## [Aim]
Go through the entries below and pick out every line with "Bureau".

## [Provided data]

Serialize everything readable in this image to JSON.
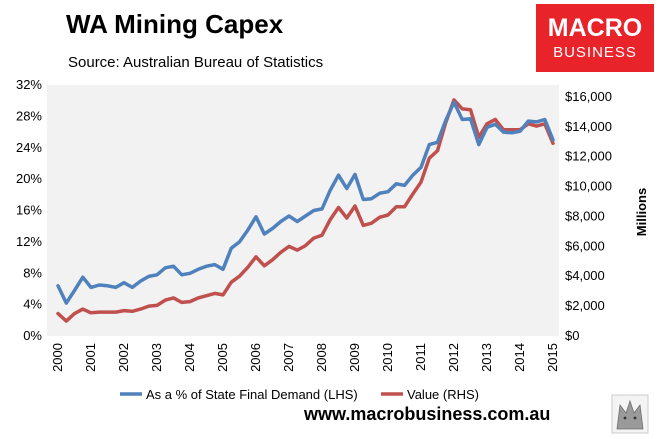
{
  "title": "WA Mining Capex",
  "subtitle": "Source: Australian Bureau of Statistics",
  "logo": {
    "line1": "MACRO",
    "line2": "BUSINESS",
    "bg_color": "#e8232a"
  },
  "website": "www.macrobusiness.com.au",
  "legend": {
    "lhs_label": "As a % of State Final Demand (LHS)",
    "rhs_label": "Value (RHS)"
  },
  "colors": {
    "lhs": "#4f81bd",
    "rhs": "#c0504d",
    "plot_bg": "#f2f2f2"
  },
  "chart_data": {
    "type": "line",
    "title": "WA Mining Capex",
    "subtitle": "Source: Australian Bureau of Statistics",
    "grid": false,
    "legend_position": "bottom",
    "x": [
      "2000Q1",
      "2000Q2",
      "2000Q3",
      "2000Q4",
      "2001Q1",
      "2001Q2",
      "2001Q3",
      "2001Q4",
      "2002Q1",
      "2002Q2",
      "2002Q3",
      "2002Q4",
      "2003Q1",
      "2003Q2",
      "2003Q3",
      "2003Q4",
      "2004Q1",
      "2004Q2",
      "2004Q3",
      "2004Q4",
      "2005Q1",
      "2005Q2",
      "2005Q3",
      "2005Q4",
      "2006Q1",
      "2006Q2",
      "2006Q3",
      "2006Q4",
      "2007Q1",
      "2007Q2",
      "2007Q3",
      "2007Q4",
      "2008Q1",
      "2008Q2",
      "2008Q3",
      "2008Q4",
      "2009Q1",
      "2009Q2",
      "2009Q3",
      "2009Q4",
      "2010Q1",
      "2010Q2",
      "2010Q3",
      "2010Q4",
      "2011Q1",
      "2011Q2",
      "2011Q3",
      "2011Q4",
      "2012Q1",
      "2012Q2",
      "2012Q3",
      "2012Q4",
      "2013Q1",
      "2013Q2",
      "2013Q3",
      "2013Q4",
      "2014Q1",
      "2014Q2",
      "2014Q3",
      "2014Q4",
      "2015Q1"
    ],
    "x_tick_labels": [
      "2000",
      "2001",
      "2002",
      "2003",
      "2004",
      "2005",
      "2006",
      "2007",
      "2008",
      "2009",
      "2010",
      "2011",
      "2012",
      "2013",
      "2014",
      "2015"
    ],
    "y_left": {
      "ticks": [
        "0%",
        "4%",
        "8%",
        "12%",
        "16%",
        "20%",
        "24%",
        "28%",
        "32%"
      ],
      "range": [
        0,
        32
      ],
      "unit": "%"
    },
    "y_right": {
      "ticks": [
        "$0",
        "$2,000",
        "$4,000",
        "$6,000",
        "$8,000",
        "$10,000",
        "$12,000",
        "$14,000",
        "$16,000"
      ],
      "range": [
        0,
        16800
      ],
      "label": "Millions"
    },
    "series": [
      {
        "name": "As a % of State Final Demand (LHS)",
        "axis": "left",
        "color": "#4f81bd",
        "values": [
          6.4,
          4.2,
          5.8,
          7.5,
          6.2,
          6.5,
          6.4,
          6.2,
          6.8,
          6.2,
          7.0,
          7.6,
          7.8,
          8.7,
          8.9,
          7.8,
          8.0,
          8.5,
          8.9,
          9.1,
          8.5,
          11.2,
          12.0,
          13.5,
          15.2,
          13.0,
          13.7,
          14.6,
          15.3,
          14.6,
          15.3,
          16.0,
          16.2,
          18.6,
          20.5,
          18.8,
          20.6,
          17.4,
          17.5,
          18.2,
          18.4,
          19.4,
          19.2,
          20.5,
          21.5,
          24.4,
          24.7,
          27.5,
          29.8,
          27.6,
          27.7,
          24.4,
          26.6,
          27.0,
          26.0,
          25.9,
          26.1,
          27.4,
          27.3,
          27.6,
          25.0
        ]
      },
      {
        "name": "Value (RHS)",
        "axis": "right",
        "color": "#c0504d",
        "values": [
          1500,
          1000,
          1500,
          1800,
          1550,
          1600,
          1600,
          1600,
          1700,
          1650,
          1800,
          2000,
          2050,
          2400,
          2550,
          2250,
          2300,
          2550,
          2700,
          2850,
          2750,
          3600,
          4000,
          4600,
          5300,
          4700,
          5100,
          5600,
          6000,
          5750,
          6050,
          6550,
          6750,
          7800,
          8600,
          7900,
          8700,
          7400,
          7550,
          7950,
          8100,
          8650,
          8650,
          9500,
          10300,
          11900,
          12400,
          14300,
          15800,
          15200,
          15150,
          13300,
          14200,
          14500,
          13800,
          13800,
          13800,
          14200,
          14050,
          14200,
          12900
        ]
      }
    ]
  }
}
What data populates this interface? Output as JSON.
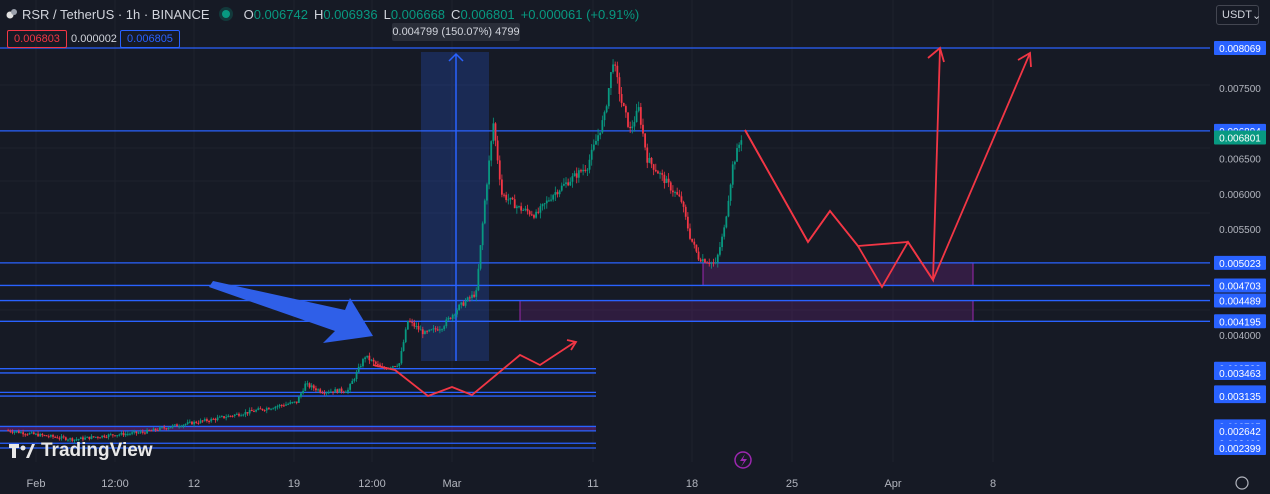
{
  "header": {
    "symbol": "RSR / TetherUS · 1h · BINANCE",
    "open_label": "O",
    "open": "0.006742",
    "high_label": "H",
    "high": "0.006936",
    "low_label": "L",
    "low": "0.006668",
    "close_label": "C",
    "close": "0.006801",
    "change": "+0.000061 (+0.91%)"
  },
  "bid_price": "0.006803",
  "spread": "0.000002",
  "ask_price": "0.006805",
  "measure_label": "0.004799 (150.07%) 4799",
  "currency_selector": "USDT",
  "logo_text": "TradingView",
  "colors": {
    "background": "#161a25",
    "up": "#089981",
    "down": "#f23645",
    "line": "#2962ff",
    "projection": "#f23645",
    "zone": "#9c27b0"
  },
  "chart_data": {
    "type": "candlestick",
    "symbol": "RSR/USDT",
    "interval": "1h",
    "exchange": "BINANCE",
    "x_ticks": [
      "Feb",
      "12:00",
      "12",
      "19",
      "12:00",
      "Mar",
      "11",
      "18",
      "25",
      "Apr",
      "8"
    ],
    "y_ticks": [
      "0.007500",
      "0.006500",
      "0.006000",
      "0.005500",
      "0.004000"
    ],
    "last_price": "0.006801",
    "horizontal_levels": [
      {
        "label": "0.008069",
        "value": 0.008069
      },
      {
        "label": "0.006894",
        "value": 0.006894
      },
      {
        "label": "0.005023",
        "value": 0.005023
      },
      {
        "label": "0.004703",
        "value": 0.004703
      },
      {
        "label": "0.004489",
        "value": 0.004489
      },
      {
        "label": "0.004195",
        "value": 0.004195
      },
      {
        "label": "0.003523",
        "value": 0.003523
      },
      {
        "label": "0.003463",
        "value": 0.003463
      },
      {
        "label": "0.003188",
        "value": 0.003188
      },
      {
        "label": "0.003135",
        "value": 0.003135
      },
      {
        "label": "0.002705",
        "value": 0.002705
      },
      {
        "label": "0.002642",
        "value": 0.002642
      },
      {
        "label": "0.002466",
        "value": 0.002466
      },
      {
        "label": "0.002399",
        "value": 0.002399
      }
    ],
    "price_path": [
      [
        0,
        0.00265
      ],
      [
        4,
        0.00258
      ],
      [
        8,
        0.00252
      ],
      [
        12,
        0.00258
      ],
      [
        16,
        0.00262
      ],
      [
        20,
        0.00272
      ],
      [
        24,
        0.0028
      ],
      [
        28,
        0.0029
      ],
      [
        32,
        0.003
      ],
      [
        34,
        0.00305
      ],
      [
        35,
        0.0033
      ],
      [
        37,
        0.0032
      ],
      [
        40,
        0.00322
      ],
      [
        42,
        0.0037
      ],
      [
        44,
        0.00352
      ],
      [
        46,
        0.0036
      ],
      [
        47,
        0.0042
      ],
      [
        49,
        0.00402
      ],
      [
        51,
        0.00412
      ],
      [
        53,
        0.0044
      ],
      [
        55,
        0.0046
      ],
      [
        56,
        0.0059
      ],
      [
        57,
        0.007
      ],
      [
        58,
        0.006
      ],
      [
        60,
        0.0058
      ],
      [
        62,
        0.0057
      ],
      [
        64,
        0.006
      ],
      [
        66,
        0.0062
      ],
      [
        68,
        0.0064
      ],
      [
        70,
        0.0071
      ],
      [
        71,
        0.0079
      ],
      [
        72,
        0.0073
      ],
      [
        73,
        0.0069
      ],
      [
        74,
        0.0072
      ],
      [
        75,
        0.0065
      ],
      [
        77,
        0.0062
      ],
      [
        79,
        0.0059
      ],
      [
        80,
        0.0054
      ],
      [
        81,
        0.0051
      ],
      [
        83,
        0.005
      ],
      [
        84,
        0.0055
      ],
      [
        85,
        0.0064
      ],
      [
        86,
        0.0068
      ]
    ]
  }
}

## [Output for this exercise]
  "subtitle": "Source: Australian Bureau of Statistics",
    "subtitle": "Source: Australian Bureau of Statistics",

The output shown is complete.